Aim of the exercise: Retype the listing that follows, word for word.

Records supplied:
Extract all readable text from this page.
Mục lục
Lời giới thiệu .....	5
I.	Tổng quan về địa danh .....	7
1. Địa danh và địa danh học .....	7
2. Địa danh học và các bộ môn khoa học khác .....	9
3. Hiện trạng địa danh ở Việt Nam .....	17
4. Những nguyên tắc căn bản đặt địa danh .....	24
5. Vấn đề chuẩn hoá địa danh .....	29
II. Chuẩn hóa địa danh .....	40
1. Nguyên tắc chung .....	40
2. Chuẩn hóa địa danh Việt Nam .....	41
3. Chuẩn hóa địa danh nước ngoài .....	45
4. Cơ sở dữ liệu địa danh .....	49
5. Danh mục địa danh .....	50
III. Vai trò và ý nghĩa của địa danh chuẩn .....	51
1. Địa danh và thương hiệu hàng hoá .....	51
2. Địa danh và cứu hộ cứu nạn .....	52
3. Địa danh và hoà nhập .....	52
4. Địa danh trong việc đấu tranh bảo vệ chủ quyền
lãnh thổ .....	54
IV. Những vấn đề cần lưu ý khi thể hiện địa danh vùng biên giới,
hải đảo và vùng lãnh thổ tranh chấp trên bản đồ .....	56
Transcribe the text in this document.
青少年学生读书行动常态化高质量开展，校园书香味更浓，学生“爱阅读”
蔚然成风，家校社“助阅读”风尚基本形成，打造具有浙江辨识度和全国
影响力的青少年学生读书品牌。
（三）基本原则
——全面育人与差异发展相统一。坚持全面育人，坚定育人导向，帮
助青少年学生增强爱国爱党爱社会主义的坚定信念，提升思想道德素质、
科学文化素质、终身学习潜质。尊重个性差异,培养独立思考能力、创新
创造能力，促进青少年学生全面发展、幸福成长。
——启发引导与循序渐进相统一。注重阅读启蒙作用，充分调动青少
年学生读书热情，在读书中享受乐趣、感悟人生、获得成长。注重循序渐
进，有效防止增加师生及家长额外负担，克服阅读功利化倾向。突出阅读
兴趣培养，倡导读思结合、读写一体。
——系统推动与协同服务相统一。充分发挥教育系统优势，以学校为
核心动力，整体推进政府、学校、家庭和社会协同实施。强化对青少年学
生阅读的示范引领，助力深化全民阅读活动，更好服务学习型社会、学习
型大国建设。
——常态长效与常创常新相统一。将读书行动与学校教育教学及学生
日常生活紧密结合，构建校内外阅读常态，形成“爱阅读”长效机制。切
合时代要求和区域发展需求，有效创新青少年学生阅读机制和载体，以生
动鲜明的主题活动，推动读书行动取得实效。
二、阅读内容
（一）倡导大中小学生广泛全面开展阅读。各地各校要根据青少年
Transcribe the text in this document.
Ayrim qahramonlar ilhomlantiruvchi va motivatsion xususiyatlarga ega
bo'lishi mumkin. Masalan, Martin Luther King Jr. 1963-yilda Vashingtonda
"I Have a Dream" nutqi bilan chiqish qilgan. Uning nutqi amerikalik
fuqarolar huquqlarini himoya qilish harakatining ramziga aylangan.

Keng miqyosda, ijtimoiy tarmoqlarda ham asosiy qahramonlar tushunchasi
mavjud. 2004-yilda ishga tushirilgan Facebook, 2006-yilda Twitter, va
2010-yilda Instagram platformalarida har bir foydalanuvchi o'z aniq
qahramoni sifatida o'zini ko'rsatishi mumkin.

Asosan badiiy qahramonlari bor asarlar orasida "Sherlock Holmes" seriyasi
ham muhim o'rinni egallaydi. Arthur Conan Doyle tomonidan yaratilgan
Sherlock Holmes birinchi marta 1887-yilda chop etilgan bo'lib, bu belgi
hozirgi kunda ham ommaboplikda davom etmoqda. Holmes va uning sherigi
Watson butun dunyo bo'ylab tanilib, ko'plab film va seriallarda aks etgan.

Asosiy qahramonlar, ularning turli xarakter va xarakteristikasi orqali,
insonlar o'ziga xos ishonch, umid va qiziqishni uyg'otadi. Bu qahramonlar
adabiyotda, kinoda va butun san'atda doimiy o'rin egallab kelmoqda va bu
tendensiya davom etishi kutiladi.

The reply:
Extract all readable text from this page.
Mục lục
Lời giới thiệu .....	5
I.	Tổng quan về địa danh .....	7
1. Địa danh và địa danh học .....	7
2. Địa danh học và các bộ môn khoa học khác .....	9
3. Hiện trạng địa danh ở Việt Nam .....	17
4. Những nguyên tắc căn bản đặt địa danh .....	24
5. Vấn đề chuẩn hoá địa danh .....	29
II. Chuẩn hóa địa danh .....	40
1. Nguyên tắc chung .....	40
2. Chuẩn hóa địa danh Việt Nam .....	41
3. Chuẩn hóa địa danh nước ngoài .....	45
4. Cơ sở dữ liệu địa danh .....	49
5. Danh mục địa danh .....	50
III. Vai trò và ý nghĩa của địa danh chuẩn .....	51
1. Địa danh và thương hiệu hàng hoá .....	51
2. Địa danh và cứu hộ cứu nạn .....	52
3. Địa danh và hoà nhập .....	52
4. Địa danh trong việc đấu tranh bảo vệ chủ quyền
lãnh thổ .....	54
IV. Những vấn đề cần lưu ý khi thể hiện địa danh vùng biên giới,
hải đảo và vùng lãnh thổ tranh chấp trên bản đồ .....	56
Transcribe the text in this document.
青少年学生读书行动常态化高质量开展，校园书香味更浓，学生“爱阅读”
蔚然成风，家校社“助阅读”风尚基本形成，打造具有浙江辨识度和全国
影响力的青少年学生读书品牌。
（三）基本原则
——全面育人与差异发展相统一。坚持全面育人，坚定育人导向，帮
助青少年学生增强爱国爱党爱社会主义的坚定信念，提升思想道德素质、
科学文化素质、终身学习潜质。尊重个性差异,培养独立思考能力、创新
创造能力，促进青少年学生全面发展、幸福成长。
——启发引导与循序渐进相统一。注重阅读启蒙作用，充分调动青少
年学生读书热情，在读书中享受乐趣、感悟人生、获得成长。注重循序渐
进，有效防止增加师生及家长额外负担，克服阅读功利化倾向。突出阅读
兴趣培养，倡导读思结合、读写一体。
——系统推动与协同服务相统一。充分发挥教育系统优势，以学校为
核心动力，整体推进政府、学校、家庭和社会协同实施。强化对青少年学
生阅读的示范引领，助力深化全民阅读活动，更好服务学习型社会、学习
型大国建设。
——常态长效与常创常新相统一。将读书行动与学校教育教学及学生
日常生活紧密结合，构建校内外阅读常态，形成“爱阅读”长效机制。切
合时代要求和区域发展需求，有效创新青少年学生阅读机制和载体，以生
动鲜明的主题活动，推动读书行动取得实效。
二、阅读内容
（一）倡导大中小学生广泛全面开展阅读。各地各校要根据青少年
Transcribe the text in this document.
Ayrim qahramonlar ilhomlantiruvchi va motivatsion xususiyatlarga ega
bo'lishi mumkin. Masalan, Martin Luther King Jr. 1963-yilda Vashingtonda
"I Have a Dream" nutqi bilan chiqish qilgan. Uning nutqi amerikalik
fuqarolar huquqlarini himoya qilish harakatining ramziga aylangan.

Keng miqyosda, ijtimoiy tarmoqlarda ham asosiy qahramonlar tushunchasi
mavjud. 2004-yilda ishga tushirilgan Facebook, 2006-yilda Twitter, va
2010-yilda Instagram platformalarida har bir foydalanuvchi o'z aniq
qahramoni sifatida o'zini ko'rsatishi mumkin.

Asosan badiiy qahramonlari bor asarlar orasida "Sherlock Holmes" seriyasi
ham muhim o'rinni egallaydi. Arthur Conan Doyle tomonidan yaratilgan
Sherlock Holmes birinchi marta 1887-yilda chop etilgan bo'lib, bu belgi
hozirgi kunda ham ommaboplikda davom etmoqda. Holmes va uning sherigi
Watson butun dunyo bo'ylab tanilib, ko'plab film va seriallarda aks etgan.

Asosiy qahramonlar, ularning turli xarakter va xarakteristikasi orqali,
insonlar o'ziga xos ishonch, umid va qiziqishni uyg'otadi. Bu qahramonlar
adabiyotda, kinoda va butun san'atda doimiy o'rin egallab kelmoqda va bu
tendensiya davom etishi kutiladi.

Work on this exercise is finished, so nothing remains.